# Material provided start

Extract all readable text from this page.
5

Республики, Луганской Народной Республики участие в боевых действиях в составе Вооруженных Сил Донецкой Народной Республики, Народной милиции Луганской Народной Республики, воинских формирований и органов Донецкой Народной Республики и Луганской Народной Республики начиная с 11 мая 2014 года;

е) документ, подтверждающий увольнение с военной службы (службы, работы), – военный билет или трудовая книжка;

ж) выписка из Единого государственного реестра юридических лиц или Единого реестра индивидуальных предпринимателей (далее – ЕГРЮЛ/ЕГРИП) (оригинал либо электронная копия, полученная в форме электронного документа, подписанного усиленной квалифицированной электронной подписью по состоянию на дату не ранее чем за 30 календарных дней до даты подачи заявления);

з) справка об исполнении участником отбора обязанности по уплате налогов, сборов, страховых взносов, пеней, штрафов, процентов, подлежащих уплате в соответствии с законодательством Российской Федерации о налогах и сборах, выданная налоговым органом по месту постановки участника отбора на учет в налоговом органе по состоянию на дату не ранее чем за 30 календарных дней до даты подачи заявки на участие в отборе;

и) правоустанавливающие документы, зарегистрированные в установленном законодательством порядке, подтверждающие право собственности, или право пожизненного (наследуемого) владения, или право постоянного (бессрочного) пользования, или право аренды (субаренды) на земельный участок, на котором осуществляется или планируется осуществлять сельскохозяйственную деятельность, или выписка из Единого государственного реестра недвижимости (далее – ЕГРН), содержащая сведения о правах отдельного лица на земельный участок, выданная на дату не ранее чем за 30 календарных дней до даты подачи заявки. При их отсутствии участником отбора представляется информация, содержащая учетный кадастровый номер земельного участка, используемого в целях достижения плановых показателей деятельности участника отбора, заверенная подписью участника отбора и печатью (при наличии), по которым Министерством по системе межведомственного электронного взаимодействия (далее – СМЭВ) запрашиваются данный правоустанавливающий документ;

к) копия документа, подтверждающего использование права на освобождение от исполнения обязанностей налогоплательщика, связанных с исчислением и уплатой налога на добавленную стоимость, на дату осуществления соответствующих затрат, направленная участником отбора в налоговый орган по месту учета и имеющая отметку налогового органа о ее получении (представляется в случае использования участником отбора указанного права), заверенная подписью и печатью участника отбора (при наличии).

# Material provided end

:: Task to complete ::
Every line above should be written out again exactly as it stands.

:: Exercise response ::
Extract all readable text from this page.
5

Республики, Луганской Народной Республики участие в боевых действиях в составе Вооруженных Сил Донецкой Народной Республики, Народной милиции Луганской Народной Республики, воинских формирований и органов Донецкой Народной Республики и Луганской Народной Республики начиная с 11 мая 2014 года;

е) документ, подтверждающий увольнение с военной службы (службы, работы), – военный билет или трудовая книжка;

ж) выписка из Единого государственного реестра юридических лиц или Единого реестра индивидуальных предпринимателей (далее – ЕГРЮЛ/ЕГРИП) (оригинал либо электронная копия, полученная в форме электронного документа, подписанного усиленной квалифицированной электронной подписью по состоянию на дату не ранее чем за 30 календарных дней до даты подачи заявления);

з) справка об исполнении участником отбора обязанности по уплате налогов, сборов, страховых взносов, пеней, штрафов, процентов, подлежащих уплате в соответствии с законодательством Российской Федерации о налогах и сборах, выданная налоговым органом по месту постановки участника отбора на учет в налоговом органе по состоянию на дату не ранее чем за 30 календарных дней до даты подачи заявки на участие в отборе;

и) правоустанавливающие документы, зарегистрированные в установленном законодательством порядке, подтверждающие право собственности, или право пожизненного (наследуемого) владения, или право постоянного (бессрочного) пользования, или право аренды (субаренды) на земельный участок, на котором осуществляется или планируется осуществлять сельскохозяйственную деятельность, или выписка из Единого государственного реестра недвижимости (далее – ЕГРН), содержащая сведения о правах отдельного лица на земельный участок, выданная на дату не ранее чем за 30 календарных дней до даты подачи заявки. При их отсутствии участником отбора представляется информация, содержащая учетный кадастровый номер земельного участка, используемого в целях достижения плановых показателей деятельности участника отбора, заверенная подписью участника отбора и печатью (при наличии), по которым Министерством по системе межведомственного электронного взаимодействия (далее – СМЭВ) запрашиваются данный правоустанавливающий документ;

к) копия документа, подтверждающего использование права на освобождение от исполнения обязанностей налогоплательщика, связанных с исчислением и уплатой налога на добавленную стоимость, на дату осуществления соответствующих затрат, направленная участником отбора в налоговый орган по месту учета и имеющая отметку налогового органа о ее получении (представляется в случае использования участником отбора указанного права), заверенная подписью и печатью участника отбора (при наличии).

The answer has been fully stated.